What the exercise asks.
Print all of the data exactly.

******

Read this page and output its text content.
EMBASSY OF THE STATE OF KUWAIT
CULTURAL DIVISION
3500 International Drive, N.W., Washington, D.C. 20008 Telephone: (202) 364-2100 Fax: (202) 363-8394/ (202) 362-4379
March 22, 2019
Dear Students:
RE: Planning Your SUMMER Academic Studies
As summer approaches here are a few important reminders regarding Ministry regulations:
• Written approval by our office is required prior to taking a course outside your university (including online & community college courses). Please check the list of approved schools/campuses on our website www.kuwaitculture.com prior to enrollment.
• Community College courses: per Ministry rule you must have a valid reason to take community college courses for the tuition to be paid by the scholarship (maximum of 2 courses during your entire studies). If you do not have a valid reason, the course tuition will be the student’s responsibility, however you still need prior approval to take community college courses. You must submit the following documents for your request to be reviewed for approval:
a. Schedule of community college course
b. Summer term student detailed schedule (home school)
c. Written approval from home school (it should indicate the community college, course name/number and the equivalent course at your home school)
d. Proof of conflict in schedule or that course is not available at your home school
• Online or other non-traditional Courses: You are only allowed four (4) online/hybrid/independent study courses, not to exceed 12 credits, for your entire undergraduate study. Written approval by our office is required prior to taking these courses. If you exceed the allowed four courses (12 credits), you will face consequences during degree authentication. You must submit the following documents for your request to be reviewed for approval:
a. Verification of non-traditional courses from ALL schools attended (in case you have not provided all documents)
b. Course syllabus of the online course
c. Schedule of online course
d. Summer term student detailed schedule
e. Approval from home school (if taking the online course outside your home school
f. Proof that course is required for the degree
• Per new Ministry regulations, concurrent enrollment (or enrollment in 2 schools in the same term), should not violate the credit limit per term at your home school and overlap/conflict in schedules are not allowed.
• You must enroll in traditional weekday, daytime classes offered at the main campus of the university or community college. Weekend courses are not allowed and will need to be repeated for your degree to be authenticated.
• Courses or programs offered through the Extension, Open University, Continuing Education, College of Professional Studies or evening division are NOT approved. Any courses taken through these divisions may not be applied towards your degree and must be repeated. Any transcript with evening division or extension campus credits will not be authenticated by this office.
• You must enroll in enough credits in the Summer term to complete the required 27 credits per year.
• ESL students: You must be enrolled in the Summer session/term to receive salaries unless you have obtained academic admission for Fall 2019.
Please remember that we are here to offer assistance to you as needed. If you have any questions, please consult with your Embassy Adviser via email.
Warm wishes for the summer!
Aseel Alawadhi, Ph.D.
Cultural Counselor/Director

******

Correct output.
Read this page and output its text content.
EMBASSY OF THE STATE OF KUWAIT
CULTURAL DIVISION
3500 International Drive, N.W., Washington, D.C. 20008 Telephone: (202) 364-2100 Fax: (202) 363-8394/ (202) 362-4379
March 22, 2019
Dear Students:
RE: Planning Your SUMMER Academic Studies
As summer approaches here are a few important reminders regarding Ministry regulations:
• Written approval by our office is required prior to taking a course outside your university (including online & community college courses). Please check the list of approved schools/campuses on our website www.kuwaitculture.com prior to enrollment.
• Community College courses: per Ministry rule you must have a valid reason to take community college courses for the tuition to be paid by the scholarship (maximum of 2 courses during your entire studies). If you do not have a valid reason, the course tuition will be the student’s responsibility, however you still need prior approval to take community college courses. You must submit the following documents for your request to be reviewed for approval:
a. Schedule of community college course
b. Summer term student detailed schedule (home school)
c. Written approval from home school (it should indicate the community college, course name/number and the equivalent course at your home school)
d. Proof of conflict in schedule or that course is not available at your home school
• Online or other non-traditional Courses: You are only allowed four (4) online/hybrid/independent study courses, not to exceed 12 credits, for your entire undergraduate study. Written approval by our office is required prior to taking these courses. If you exceed the allowed four courses (12 credits), you will face consequences during degree authentication. You must submit the following documents for your request to be reviewed for approval:
a. Verification of non-traditional courses from ALL schools attended (in case you have not provided all documents)
b. Course syllabus of the online course
c. Schedule of online course
d. Summer term student detailed schedule
e. Approval from home school (if taking the online course outside your home school
f. Proof that course is required for the degree
• Per new Ministry regulations, concurrent enrollment (or enrollment in 2 schools in the same term), should not violate the credit limit per term at your home school and overlap/conflict in schedules are not allowed.
• You must enroll in traditional weekday, daytime classes offered at the main campus of the university or community college. Weekend courses are not allowed and will need to be repeated for your degree to be authenticated.
• Courses or programs offered through the Extension, Open University, Continuing Education, College of Professional Studies or evening division are NOT approved. Any courses taken through these divisions may not be applied towards your degree and must be repeated. Any transcript with evening division or extension campus credits will not be authenticated by this office.
• You must enroll in enough credits in the Summer term to complete the required 27 credits per year.
• ESL students: You must be enrolled in the Summer session/term to receive salaries unless you have obtained academic admission for Fall 2019.
Please remember that we are here to offer assistance to you as needed. If you have any questions, please consult with your Embassy Adviser via email.
Warm wishes for the summer!
Aseel Alawadhi, Ph.D.
Cultural Counselor/Director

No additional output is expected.